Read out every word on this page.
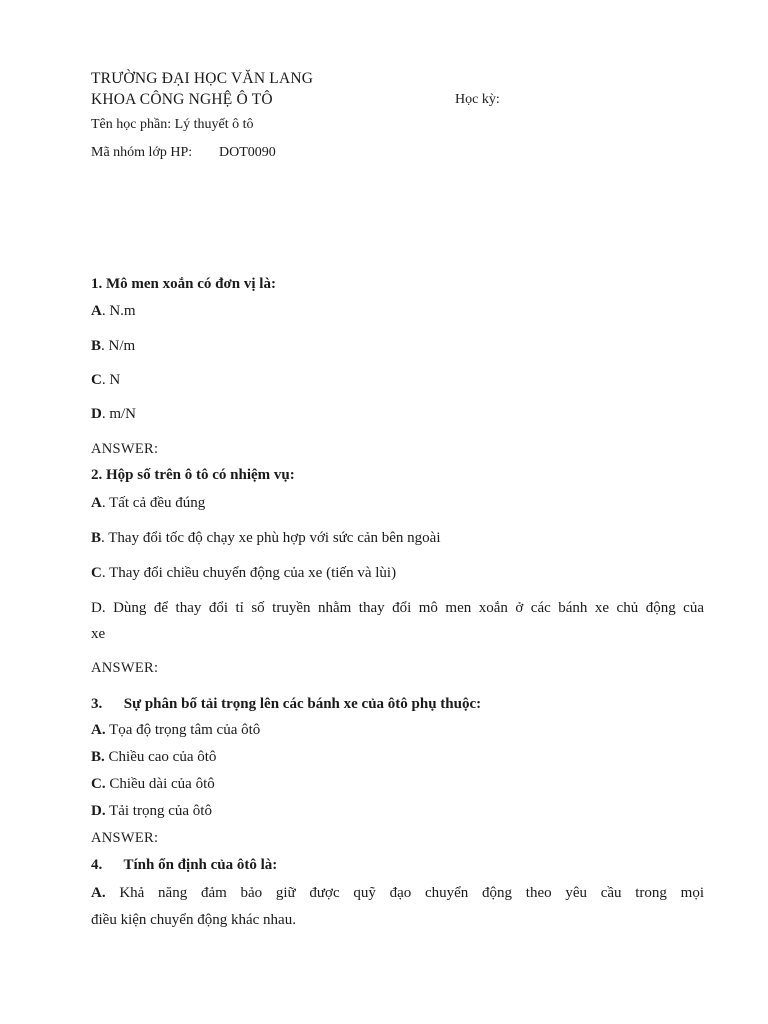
TRƯỜNG ĐẠI HỌC VĂN LANG
KHOA CÔNG NGHỆ Ô TÔ	Học kỳ:
Tên học phần: Lý thuyết ô tô
Mã nhóm lớp HP: DOT0090
1. Mô men xoắn có đơn vị là:
A. N.m
B. N/m
C. N
D. m/N
ANSWER:
2. Hộp số trên ô tô có nhiệm vụ:
A. Tất cả đều đúng
B. Thay đổi tốc độ chạy xe phù hợp với sức cản bên ngoài
C. Thay đổi chiều chuyển động của xe (tiến và lùi)
D. Dùng để thay đổi tỉ số truyền nhằm thay đổi mô men xoắn ở các bánh xe chủ động của
xe
ANSWER:
3. Sự phân bố tải trọng lên các bánh xe của ôtô phụ thuộc:
A. Tọa độ trọng tâm của ôtô
B. Chiều cao của ôtô
C. Chiều dài của ôtô
D. Tải trọng của ôtô
ANSWER:
4. Tính ổn định của ôtô là:
A. Khả năng đảm bảo giữ được quỹ đạo chuyển động theo yêu cầu trong mọi
điều kiện chuyển động khác nhau.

= = =

**Your goal:**
Retype the entries word for word. Omit any images.

**Full answer:**
Read out every word on this page.
TRƯỜNG ĐẠI HỌC VĂN LANG
KHOA CÔNG NGHỆ Ô TÔ	Học kỳ:
Tên học phần: Lý thuyết ô tô
Mã nhóm lớp HP: DOT0090
1. Mô men xoắn có đơn vị là:
A. N.m
B. N/m
C. N
D. m/N
ANSWER:
2. Hộp số trên ô tô có nhiệm vụ:
A. Tất cả đều đúng
B. Thay đổi tốc độ chạy xe phù hợp với sức cản bên ngoài
C. Thay đổi chiều chuyển động của xe (tiến và lùi)
D. Dùng để thay đổi tỉ số truyền nhằm thay đổi mô men xoắn ở các bánh xe chủ động của
xe
ANSWER:
3. Sự phân bố tải trọng lên các bánh xe của ôtô phụ thuộc:
A. Tọa độ trọng tâm của ôtô
B. Chiều cao của ôtô
C. Chiều dài của ôtô
D. Tải trọng của ôtô
ANSWER:
4. Tính ổn định của ôtô là:
A. Khả năng đảm bảo giữ được quỹ đạo chuyển động theo yêu cầu trong mọi
điều kiện chuyển động khác nhau.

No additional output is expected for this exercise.